-- Start Provided information --

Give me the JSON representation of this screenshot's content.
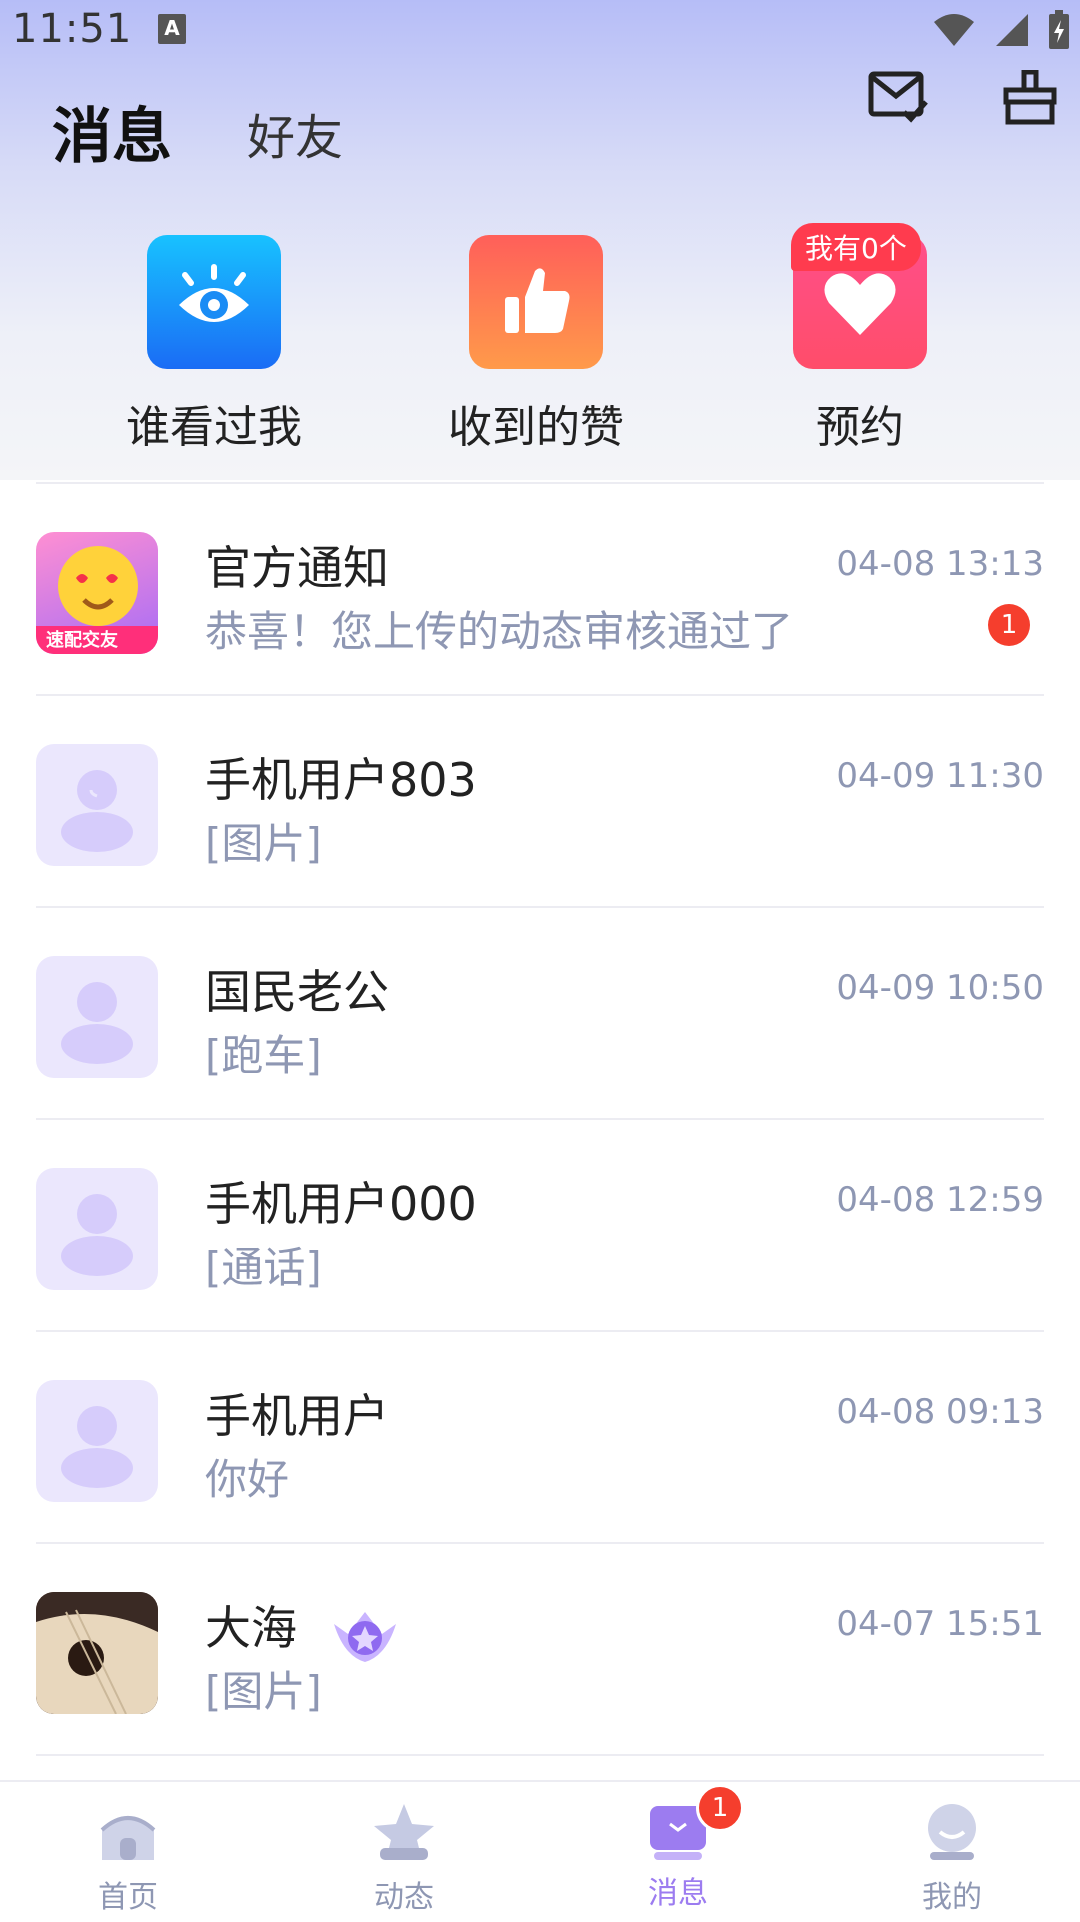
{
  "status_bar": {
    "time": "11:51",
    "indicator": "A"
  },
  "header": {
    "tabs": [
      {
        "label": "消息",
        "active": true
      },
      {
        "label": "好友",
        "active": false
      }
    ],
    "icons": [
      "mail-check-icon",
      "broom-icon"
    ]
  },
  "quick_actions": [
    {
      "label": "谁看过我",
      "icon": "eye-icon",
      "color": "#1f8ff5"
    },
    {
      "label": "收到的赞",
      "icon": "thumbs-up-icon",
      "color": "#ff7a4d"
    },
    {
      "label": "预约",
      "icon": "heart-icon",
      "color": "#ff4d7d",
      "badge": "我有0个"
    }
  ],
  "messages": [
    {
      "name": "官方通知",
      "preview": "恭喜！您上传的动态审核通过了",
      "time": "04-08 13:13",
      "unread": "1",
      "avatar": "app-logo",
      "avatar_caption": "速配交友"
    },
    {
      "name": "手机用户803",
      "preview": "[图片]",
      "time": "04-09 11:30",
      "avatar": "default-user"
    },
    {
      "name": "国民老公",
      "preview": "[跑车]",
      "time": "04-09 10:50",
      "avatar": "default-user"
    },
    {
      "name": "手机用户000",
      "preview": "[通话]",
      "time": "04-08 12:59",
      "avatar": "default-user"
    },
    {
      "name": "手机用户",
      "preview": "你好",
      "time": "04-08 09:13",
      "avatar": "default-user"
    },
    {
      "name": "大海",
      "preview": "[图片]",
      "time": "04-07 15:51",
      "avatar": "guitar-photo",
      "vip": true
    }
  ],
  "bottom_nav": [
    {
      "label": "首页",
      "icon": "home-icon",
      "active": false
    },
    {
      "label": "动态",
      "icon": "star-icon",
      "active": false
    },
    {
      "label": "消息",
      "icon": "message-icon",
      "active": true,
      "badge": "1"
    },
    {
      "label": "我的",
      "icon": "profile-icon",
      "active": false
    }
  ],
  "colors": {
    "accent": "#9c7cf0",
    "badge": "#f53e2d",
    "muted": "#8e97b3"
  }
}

-- End Provided information --
-- Start Provided information --

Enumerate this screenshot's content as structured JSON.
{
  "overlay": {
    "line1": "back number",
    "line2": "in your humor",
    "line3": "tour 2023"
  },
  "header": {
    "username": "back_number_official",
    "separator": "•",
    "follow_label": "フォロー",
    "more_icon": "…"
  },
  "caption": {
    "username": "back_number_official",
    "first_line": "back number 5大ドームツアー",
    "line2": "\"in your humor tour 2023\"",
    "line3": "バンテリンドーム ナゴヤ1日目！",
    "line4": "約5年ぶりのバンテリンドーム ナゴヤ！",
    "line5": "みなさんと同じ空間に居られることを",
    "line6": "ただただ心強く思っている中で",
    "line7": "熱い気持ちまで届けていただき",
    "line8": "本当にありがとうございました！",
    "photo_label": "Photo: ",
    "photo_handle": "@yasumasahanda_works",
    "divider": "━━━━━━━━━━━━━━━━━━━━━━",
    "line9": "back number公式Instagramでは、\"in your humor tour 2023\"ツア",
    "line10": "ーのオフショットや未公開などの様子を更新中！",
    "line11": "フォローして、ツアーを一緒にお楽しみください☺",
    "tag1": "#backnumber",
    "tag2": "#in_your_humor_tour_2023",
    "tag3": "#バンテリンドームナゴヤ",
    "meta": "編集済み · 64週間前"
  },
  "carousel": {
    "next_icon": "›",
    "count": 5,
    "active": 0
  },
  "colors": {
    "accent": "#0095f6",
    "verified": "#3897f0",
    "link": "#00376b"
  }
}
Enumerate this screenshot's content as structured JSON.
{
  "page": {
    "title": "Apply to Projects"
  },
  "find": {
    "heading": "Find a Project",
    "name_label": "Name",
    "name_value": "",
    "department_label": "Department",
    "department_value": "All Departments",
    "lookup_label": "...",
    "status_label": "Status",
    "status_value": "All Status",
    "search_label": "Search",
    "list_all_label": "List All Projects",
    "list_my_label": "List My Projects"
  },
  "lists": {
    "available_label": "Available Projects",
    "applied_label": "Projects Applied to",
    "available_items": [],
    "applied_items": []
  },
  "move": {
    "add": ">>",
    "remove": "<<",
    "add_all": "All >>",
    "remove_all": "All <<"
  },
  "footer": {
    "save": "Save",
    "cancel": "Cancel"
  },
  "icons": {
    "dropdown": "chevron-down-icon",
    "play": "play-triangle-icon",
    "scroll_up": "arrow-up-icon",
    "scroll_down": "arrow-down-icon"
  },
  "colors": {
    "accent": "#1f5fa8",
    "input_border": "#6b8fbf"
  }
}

-- End Provided information --
-- Start Provided information --

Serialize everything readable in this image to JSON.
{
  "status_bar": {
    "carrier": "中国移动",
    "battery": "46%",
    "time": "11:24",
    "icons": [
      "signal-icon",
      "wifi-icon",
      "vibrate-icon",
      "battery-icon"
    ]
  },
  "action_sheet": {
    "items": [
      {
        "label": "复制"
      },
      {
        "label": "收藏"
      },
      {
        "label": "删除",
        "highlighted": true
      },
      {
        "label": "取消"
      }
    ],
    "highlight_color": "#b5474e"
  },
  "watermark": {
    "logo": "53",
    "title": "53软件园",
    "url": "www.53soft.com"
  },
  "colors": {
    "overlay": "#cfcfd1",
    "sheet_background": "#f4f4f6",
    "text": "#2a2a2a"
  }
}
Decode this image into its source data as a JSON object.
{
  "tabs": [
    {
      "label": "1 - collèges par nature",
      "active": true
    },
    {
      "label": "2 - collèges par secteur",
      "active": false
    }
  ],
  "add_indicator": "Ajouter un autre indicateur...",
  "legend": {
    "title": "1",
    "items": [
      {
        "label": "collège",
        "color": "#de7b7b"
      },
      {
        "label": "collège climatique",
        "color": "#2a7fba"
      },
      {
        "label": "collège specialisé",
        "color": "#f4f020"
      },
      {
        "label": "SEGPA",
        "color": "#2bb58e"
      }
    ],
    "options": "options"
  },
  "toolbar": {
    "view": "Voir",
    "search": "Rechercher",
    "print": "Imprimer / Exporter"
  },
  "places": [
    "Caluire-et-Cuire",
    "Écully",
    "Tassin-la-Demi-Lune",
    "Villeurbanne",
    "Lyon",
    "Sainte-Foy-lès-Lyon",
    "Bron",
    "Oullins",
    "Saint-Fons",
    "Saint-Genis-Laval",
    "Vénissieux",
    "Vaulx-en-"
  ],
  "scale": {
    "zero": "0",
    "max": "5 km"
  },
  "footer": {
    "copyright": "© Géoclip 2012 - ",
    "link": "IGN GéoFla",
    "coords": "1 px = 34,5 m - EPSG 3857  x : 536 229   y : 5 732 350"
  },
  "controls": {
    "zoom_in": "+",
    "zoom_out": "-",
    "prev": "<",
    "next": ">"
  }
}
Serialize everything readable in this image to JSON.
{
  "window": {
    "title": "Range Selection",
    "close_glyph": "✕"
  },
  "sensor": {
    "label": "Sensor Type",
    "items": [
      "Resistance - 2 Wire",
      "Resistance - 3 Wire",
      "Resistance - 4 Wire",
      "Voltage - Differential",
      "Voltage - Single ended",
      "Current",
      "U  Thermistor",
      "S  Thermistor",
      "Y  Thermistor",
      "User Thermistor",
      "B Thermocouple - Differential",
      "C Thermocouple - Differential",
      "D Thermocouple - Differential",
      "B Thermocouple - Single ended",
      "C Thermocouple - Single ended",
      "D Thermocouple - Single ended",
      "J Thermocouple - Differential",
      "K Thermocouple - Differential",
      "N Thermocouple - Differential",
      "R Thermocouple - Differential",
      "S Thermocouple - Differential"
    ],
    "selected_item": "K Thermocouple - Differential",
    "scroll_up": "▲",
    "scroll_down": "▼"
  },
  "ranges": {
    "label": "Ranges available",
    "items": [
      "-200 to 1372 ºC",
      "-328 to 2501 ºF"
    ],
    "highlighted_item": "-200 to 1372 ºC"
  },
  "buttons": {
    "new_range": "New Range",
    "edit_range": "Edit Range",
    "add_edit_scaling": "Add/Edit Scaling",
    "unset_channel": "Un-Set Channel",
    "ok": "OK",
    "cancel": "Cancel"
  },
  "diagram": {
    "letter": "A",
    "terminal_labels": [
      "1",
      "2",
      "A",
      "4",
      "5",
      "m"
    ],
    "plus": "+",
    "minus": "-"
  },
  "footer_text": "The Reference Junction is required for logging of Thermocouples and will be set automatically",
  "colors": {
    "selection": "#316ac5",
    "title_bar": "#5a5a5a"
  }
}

-- End Provided information --

▶ **Goal of the exercise**
Count each line where the string "Voltage" occurs, and write only the number.

▶ **Solution to the exercise**
2